Restate the full listing word for word and leave the pictures out.

─── Dataset entries

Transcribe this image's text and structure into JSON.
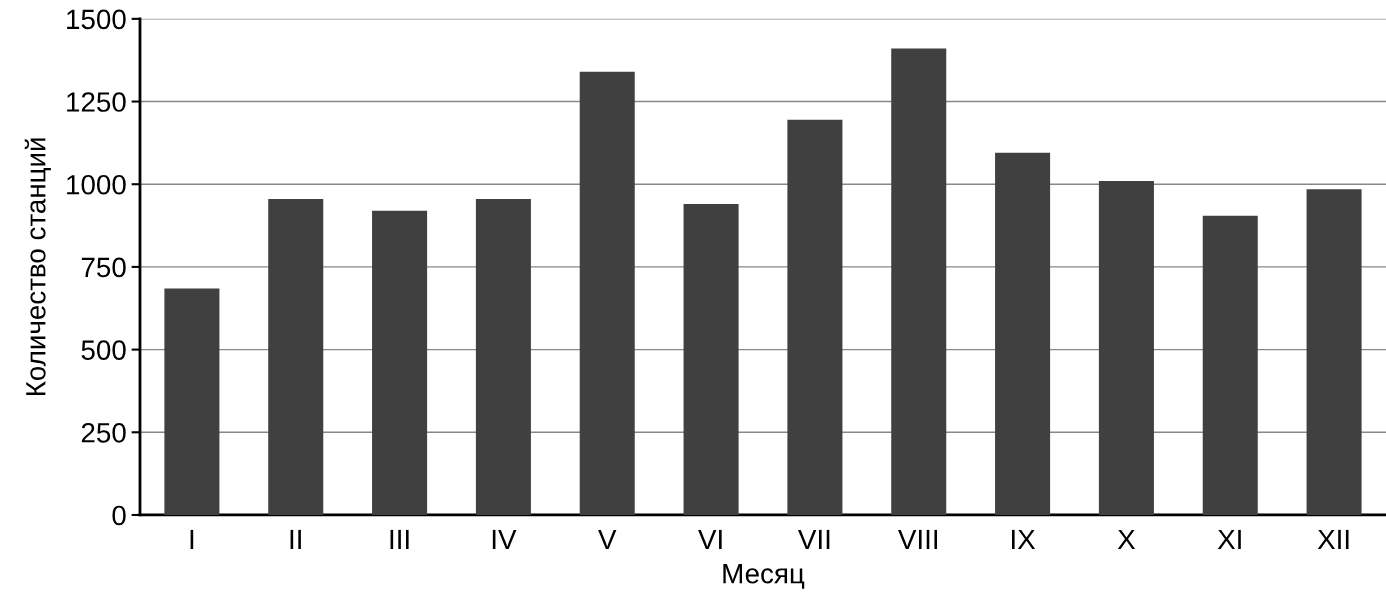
{
  "chart_data": {
    "type": "bar",
    "xlabel": "Месяц",
    "ylabel": "Количество станций",
    "categories": [
      "I",
      "II",
      "III",
      "IV",
      "V",
      "VI",
      "VII",
      "VIII",
      "IX",
      "X",
      "XI",
      "XII"
    ],
    "values": [
      685,
      955,
      920,
      955,
      1340,
      940,
      1195,
      1410,
      1095,
      1010,
      905,
      985
    ],
    "color": "#404040",
    "ylim": [
      0,
      1500
    ],
    "yticks": [
      0,
      250,
      500,
      750,
      1000,
      1250,
      1500
    ],
    "grid": "y",
    "legend": false
  }
}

──────

Worked solution:
Transcribe this image's text and structure into JSON.
{
  "chart_data": {
    "type": "bar",
    "xlabel": "Месяц",
    "ylabel": "Количество станций",
    "categories": [
      "I",
      "II",
      "III",
      "IV",
      "V",
      "VI",
      "VII",
      "VIII",
      "IX",
      "X",
      "XI",
      "XII"
    ],
    "values": [
      685,
      955,
      920,
      955,
      1340,
      940,
      1195,
      1410,
      1095,
      1010,
      905,
      985
    ],
    "color": "#404040",
    "ylim": [
      0,
      1500
    ],
    "yticks": [
      0,
      250,
      500,
      750,
      1000,
      1250,
      1500
    ],
    "grid": "y",
    "legend": false
  }
}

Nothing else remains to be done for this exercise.